▶ [Short task] Could you extract every one of the entries below and reproduce each line unchanged, in the same order?

* Begin Stored records *

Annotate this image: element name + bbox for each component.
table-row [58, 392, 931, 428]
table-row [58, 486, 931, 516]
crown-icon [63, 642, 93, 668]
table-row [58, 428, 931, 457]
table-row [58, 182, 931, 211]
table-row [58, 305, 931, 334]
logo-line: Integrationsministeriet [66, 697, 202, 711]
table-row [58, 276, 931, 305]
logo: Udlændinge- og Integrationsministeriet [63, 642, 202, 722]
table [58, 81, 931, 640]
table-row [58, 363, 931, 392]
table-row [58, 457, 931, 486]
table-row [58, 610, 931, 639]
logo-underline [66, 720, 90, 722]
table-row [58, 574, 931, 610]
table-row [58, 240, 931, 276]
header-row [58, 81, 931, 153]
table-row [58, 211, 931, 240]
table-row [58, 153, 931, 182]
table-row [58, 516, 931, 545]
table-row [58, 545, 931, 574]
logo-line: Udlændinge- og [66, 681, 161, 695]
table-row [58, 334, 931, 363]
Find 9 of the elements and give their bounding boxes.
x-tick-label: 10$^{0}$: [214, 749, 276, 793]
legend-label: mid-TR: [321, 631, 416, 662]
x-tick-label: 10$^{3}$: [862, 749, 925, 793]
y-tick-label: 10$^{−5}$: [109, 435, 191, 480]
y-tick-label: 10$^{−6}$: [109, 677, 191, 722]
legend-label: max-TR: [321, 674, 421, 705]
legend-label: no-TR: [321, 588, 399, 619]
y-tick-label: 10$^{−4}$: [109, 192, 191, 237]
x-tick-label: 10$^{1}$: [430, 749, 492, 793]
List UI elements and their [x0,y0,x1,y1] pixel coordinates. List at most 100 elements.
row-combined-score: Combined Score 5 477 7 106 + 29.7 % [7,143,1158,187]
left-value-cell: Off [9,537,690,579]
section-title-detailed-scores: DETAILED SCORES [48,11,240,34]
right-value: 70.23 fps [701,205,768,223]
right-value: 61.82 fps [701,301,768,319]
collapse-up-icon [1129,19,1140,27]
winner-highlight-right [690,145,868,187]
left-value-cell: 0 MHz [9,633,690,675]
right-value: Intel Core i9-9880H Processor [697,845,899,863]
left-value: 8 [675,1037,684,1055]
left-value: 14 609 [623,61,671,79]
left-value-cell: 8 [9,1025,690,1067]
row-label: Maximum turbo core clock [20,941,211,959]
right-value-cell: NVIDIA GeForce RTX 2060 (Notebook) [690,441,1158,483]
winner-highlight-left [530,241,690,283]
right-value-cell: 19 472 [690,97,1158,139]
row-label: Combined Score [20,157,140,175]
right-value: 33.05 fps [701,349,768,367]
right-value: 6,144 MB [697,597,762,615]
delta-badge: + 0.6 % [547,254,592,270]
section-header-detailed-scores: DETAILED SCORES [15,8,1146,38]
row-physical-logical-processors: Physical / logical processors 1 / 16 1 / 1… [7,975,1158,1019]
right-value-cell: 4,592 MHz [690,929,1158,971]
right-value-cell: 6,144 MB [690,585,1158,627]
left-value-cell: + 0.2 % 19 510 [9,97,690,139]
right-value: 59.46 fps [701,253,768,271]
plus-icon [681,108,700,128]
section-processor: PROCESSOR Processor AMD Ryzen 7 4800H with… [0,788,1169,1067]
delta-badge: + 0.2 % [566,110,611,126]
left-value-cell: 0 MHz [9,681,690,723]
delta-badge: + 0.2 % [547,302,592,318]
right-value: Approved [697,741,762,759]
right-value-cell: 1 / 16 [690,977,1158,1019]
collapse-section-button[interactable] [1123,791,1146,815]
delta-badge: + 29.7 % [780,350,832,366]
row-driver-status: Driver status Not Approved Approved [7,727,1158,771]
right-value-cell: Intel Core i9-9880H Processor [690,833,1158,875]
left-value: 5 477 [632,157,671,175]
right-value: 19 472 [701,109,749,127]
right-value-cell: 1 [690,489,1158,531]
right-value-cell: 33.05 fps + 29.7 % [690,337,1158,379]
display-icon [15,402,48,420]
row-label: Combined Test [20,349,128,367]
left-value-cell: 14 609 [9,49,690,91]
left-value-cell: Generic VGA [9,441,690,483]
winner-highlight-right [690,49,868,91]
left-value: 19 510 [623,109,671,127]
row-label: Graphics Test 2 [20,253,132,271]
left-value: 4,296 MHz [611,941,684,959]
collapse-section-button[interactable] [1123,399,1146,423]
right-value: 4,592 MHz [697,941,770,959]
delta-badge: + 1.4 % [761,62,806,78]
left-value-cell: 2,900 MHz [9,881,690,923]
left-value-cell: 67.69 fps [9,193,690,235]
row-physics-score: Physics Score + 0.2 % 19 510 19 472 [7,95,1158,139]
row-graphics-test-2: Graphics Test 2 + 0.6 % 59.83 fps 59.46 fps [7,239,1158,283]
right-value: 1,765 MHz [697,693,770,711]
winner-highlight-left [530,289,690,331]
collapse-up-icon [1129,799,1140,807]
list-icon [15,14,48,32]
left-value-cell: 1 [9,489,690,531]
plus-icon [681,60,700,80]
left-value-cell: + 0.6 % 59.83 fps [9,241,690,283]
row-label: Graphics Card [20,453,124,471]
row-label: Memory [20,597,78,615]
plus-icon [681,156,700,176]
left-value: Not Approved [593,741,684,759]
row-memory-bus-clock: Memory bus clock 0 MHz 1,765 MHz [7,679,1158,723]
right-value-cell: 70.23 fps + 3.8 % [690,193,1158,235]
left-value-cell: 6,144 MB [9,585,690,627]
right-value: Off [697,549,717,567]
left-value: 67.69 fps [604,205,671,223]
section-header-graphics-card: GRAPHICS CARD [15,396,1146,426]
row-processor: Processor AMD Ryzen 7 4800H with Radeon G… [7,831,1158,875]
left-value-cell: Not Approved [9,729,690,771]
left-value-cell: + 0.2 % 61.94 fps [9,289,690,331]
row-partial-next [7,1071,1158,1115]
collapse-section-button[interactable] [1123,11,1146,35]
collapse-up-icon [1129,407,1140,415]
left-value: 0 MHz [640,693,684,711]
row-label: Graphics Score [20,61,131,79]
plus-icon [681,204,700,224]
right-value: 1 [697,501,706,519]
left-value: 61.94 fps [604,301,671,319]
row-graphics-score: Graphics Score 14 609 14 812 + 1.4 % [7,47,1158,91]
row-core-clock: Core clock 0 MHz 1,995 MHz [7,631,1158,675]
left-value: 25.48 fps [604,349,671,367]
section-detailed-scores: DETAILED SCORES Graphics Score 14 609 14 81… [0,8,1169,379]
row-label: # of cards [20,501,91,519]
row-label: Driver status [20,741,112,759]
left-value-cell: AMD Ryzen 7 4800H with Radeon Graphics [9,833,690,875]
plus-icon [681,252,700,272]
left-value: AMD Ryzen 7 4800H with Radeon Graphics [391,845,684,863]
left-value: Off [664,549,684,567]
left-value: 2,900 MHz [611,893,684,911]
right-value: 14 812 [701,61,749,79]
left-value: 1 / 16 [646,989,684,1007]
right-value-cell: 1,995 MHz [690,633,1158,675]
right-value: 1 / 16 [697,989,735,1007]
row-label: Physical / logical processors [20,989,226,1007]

* End Stored records *

▶ [Solution]
Annotate this image: element name + bbox for each component.
table-row [58, 392, 931, 428]
table-row [58, 486, 931, 516]
crown-icon [63, 642, 93, 668]
table-row [58, 428, 931, 457]
table-row [58, 182, 931, 211]
table-row [58, 305, 931, 334]
logo-line: Integrationsministeriet [66, 697, 202, 711]
table-row [58, 276, 931, 305]
logo: Udlændinge- og Integrationsministeriet [63, 642, 202, 722]
table [58, 81, 931, 640]
table-row [58, 363, 931, 392]
table-row [58, 457, 931, 486]
table-row [58, 610, 931, 639]
logo-underline [66, 720, 90, 722]
table-row [58, 574, 931, 610]
table-row [58, 240, 931, 276]
header-row [58, 81, 931, 153]
table-row [58, 211, 931, 240]
table-row [58, 153, 931, 182]
table-row [58, 516, 931, 545]
table-row [58, 545, 931, 574]
logo-line: Udlændinge- og [66, 681, 161, 695]
table-row [58, 334, 931, 363]
Find 9 of the elements and give their bounding boxes.
x-tick-label: 10$^{0}$: [214, 749, 276, 793]
legend-label: mid-TR: [321, 631, 416, 662]
x-tick-label: 10$^{3}$: [862, 749, 925, 793]
y-tick-label: 10$^{−5}$: [109, 435, 191, 480]
y-tick-label: 10$^{−6}$: [109, 677, 191, 722]
legend-label: max-TR: [321, 674, 421, 705]
legend-label: no-TR: [321, 588, 399, 619]
y-tick-label: 10$^{−4}$: [109, 192, 191, 237]
x-tick-label: 10$^{1}$: [430, 749, 492, 793]
List UI elements and their [x0,y0,x1,y1] pixel coordinates. List at most 100 elements.
row-combined-score: Combined Score 5 477 7 106 + 29.7 % [7,143,1158,187]
left-value-cell: Off [9,537,690,579]
section-title-detailed-scores: DETAILED SCORES [48,11,240,34]
right-value: 70.23 fps [701,205,768,223]
right-value: 61.82 fps [701,301,768,319]
collapse-up-icon [1129,19,1140,27]
winner-highlight-right [690,145,868,187]
left-value-cell: 0 MHz [9,633,690,675]
right-value: Intel Core i9-9880H Processor [697,845,899,863]
left-value: 8 [675,1037,684,1055]
left-value: 14 609 [623,61,671,79]
left-value-cell: 8 [9,1025,690,1067]
row-label: Maximum turbo core clock [20,941,211,959]
right-value-cell: NVIDIA GeForce RTX 2060 (Notebook) [690,441,1158,483]
winner-highlight-left [530,241,690,283]
right-value-cell: 19 472 [690,97,1158,139]
row-label: Combined Score [20,157,140,175]
right-value: 33.05 fps [701,349,768,367]
right-value: 6,144 MB [697,597,762,615]
delta-badge: + 0.6 % [547,254,592,270]
section-header-detailed-scores: DETAILED SCORES [15,8,1146,38]
row-physical-logical-processors: Physical / logical processors 1 / 16 1 / 1… [7,975,1158,1019]
right-value-cell: 4,592 MHz [690,929,1158,971]
right-value-cell: 6,144 MB [690,585,1158,627]
left-value-cell: + 0.2 % 19 510 [9,97,690,139]
right-value: 59.46 fps [701,253,768,271]
plus-icon [681,108,700,128]
section-processor: PROCESSOR Processor AMD Ryzen 7 4800H with… [0,788,1169,1067]
delta-badge: + 0.2 % [566,110,611,126]
left-value-cell: 0 MHz [9,681,690,723]
delta-badge: + 0.2 % [547,302,592,318]
right-value: Approved [697,741,762,759]
right-value-cell: 1 / 16 [690,977,1158,1019]
collapse-section-button[interactable] [1123,791,1146,815]
delta-badge: + 29.7 % [780,350,832,366]
row-driver-status: Driver status Not Approved Approved [7,727,1158,771]
right-value-cell: Intel Core i9-9880H Processor [690,833,1158,875]
left-value: 5 477 [632,157,671,175]
right-value: 19 472 [701,109,749,127]
right-value-cell: 1 [690,489,1158,531]
right-value-cell: 33.05 fps + 29.7 % [690,337,1158,379]
display-icon [15,402,48,420]
row-label: Combined Test [20,349,128,367]
left-value-cell: 14 609 [9,49,690,91]
left-value-cell: Generic VGA [9,441,690,483]
winner-highlight-right [690,49,868,91]
left-value: 19 510 [623,109,671,127]
row-label: Graphics Test 2 [20,253,132,271]
left-value: 4,296 MHz [611,941,684,959]
collapse-section-button[interactable] [1123,399,1146,423]
right-value: 4,592 MHz [697,941,770,959]
delta-badge: + 1.4 % [761,62,806,78]
left-value-cell: 2,900 MHz [9,881,690,923]
left-value-cell: 67.69 fps [9,193,690,235]
row-physics-score: Physics Score + 0.2 % 19 510 19 472 [7,95,1158,139]
row-graphics-test-2: Graphics Test 2 + 0.6 % 59.83 fps 59.46 fps [7,239,1158,283]
right-value: 1,765 MHz [697,693,770,711]
winner-highlight-left [530,289,690,331]
collapse-up-icon [1129,799,1140,807]
list-icon [15,14,48,32]
left-value-cell: 1 [9,489,690,531]
plus-icon [681,60,700,80]
left-value-cell: + 0.6 % 59.83 fps [9,241,690,283]
row-label: Graphics Card [20,453,124,471]
row-label: Memory [20,597,78,615]
plus-icon [681,156,700,176]
left-value: Not Approved [593,741,684,759]
row-memory-bus-clock: Memory bus clock 0 MHz 1,765 MHz [7,679,1158,723]
right-value-cell: 70.23 fps + 3.8 % [690,193,1158,235]
left-value-cell: 6,144 MB [9,585,690,627]
right-value: Off [697,549,717,567]
left-value: 67.69 fps [604,205,671,223]
section-header-graphics-card: GRAPHICS CARD [15,396,1146,426]
row-processor: Processor AMD Ryzen 7 4800H with Radeon G… [7,831,1158,875]
left-value-cell: Not Approved [9,729,690,771]
left-value-cell: + 0.2 % 61.94 fps [9,289,690,331]
row-partial-next [7,1071,1158,1115]
collapse-section-button[interactable] [1123,11,1146,35]
collapse-up-icon [1129,407,1140,415]
left-value: 0 MHz [640,693,684,711]
row-label: Graphics Score [20,61,131,79]
plus-icon [681,204,700,224]
right-value: 1 [697,501,706,519]
left-value: 61.94 fps [604,301,671,319]
row-graphics-score: Graphics Score 14 609 14 812 + 1.4 % [7,47,1158,91]
row-core-clock: Core clock 0 MHz 1,995 MHz [7,631,1158,675]
left-value: 25.48 fps [604,349,671,367]
section-detailed-scores: DETAILED SCORES Graphics Score 14 609 14 81… [0,8,1169,379]
row-label: # of cards [20,501,91,519]
row-label: Driver status [20,741,112,759]
left-value-cell: AMD Ryzen 7 4800H with Radeon Graphics [9,833,690,875]
plus-icon [681,252,700,272]
left-value: AMD Ryzen 7 4800H with Radeon Graphics [391,845,684,863]
left-value: Off [664,549,684,567]
left-value: 2,900 MHz [611,893,684,911]
right-value: 14 812 [701,61,749,79]
left-value: 1 / 16 [646,989,684,1007]
right-value-cell: 1,995 MHz [690,633,1158,675]
right-value: 1 / 16 [697,989,735,1007]
row-label: Physical / logical processors [20,989,226,1007]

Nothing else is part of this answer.